PROBLEM TO WORK ON: Every record below should be transcribed exactly. Omit the images.

···

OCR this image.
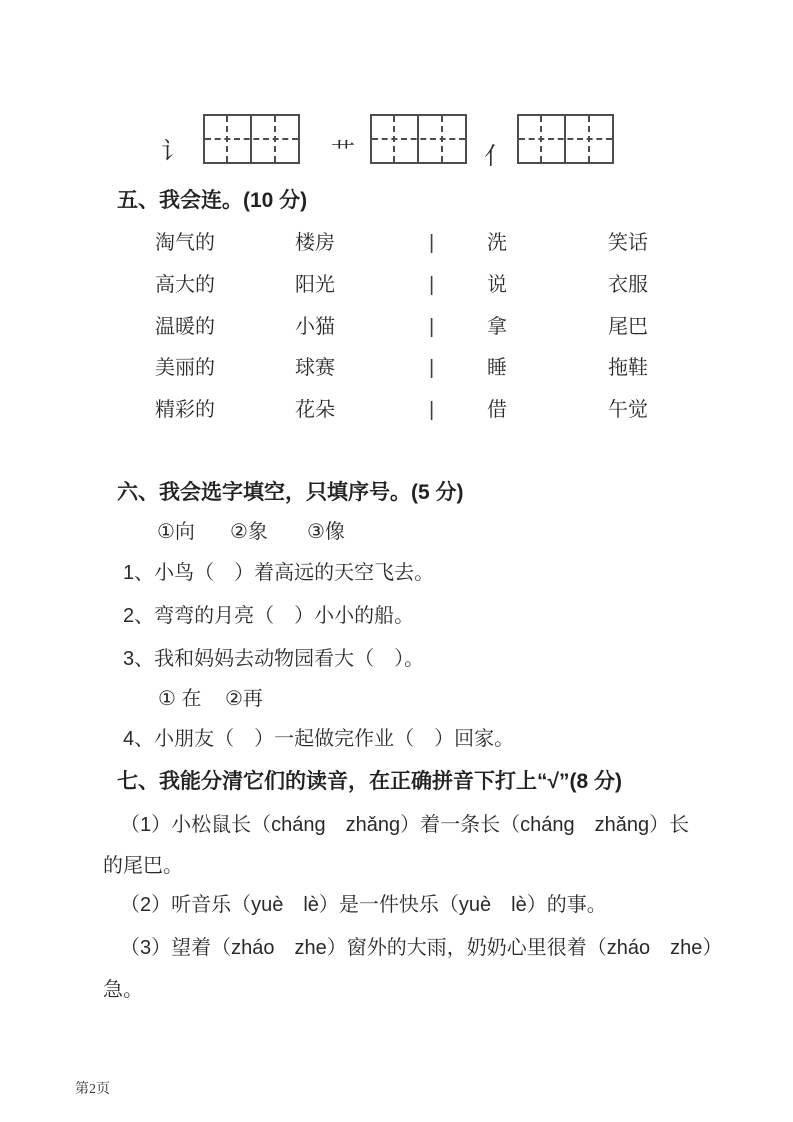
讠	艹	亻
五、我会连。(10 分)
淘气的	楼房	|	洗	笑话
高大的	阳光	|	说	衣服
温暖的	小猫	|	拿	尾巴
美丽的	球赛	|	睡	拖鞋
精彩的	花朵	|	借	午觉
六、我会选字填空，只填序号。(5 分)
①向 ②象 ③像
1、小鸟（　）着高远的天空飞去。
2、弯弯的月亮（　）小小的船。
3、我和妈妈去动物园看大（　）。
① 在 ②再
4、小朋友（　）一起做完作业（　）回家。
七、我能分清它们的读音，在正确拼音下打上“√”(8 分)
（1）小松鼠长（cháng　zhǎng）着一条长（cháng　zhǎng）长
的尾巴。
（2）听音乐（yuè　lè）是一件快乐（yuè　lè）的事。
（3）望着（zháo　zhe）窗外的大雨，奶奶心里很着（zháo　zhe）
急。
第2页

···

TASK ANSWER:
OCR this image.
讠	艹	亻
五、我会连。(10 分)
淘气的	楼房	|	洗	笑话
高大的	阳光	|	说	衣服
温暖的	小猫	|	拿	尾巴
美丽的	球赛	|	睡	拖鞋
精彩的	花朵	|	借	午觉
六、我会选字填空，只填序号。(5 分)
①向 ②象 ③像
1、小鸟（　）着高远的天空飞去。
2、弯弯的月亮（　）小小的船。
3、我和妈妈去动物园看大（　）。
① 在 ②再
4、小朋友（　）一起做完作业（　）回家。
七、我能分清它们的读音，在正确拼音下打上“√”(8 分)
（1）小松鼠长（cháng　zhǎng）着一条长（cháng　zhǎng）长
的尾巴。
（2）听音乐（yuè　lè）是一件快乐（yuè　lè）的事。
（3）望着（zháo　zhe）窗外的大雨，奶奶心里很着（zháo　zhe）
急。
第2页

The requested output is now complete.